■ Records supplied ■

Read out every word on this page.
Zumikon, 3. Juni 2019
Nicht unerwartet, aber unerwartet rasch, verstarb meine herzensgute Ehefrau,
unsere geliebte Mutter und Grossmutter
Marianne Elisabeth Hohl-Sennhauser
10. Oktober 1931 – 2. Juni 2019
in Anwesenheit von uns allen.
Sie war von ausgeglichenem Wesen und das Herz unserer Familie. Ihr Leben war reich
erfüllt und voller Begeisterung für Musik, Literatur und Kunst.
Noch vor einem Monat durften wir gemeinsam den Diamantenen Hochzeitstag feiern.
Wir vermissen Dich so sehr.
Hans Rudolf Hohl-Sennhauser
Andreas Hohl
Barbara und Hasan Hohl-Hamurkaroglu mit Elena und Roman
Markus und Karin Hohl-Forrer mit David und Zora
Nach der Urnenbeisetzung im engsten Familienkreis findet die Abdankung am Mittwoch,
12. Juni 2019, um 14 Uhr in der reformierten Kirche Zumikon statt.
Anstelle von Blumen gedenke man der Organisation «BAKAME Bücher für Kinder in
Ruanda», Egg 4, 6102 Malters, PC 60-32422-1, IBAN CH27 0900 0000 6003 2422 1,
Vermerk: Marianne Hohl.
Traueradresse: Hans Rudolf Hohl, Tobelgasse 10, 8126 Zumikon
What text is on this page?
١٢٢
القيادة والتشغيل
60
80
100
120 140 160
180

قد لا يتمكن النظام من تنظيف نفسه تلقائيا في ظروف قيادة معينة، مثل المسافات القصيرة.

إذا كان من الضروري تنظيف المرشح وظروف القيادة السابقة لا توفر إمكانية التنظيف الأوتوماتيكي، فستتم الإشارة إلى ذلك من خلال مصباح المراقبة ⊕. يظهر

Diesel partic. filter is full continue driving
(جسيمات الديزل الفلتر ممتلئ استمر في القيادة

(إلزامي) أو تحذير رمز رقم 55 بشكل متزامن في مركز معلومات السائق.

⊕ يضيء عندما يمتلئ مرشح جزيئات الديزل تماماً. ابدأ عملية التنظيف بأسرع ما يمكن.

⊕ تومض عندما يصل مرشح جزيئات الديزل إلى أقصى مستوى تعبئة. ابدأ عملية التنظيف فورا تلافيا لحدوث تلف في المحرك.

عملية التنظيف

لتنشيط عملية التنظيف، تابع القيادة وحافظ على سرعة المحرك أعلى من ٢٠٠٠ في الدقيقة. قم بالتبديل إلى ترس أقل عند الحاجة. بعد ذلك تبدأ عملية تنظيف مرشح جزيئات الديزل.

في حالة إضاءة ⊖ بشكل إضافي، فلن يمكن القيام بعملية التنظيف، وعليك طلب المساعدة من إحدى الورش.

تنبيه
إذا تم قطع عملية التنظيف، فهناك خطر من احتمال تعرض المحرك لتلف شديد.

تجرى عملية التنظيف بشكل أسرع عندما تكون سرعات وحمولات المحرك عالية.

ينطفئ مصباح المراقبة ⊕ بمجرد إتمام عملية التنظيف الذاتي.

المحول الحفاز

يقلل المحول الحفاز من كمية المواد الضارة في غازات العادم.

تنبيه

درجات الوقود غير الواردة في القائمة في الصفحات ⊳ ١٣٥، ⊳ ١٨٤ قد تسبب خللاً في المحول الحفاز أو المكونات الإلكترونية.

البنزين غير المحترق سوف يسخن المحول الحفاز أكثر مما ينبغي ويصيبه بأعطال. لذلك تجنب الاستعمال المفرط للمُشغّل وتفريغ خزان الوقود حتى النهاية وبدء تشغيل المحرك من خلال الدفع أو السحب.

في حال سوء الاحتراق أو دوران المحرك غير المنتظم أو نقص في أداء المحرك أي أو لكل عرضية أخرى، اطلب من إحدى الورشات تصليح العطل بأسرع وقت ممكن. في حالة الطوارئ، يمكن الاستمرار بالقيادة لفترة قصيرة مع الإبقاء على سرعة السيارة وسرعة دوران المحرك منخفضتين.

■ To do ■
Go through the records and pull out each line that includes the word "Juni".

■ Expected output ■
Zumikon, 3. Juni 2019
10. Oktober 1931 – 2. Juni 2019
12. Juni 2019, um 14 Uhr in der reformierten Kirche Zumikon statt.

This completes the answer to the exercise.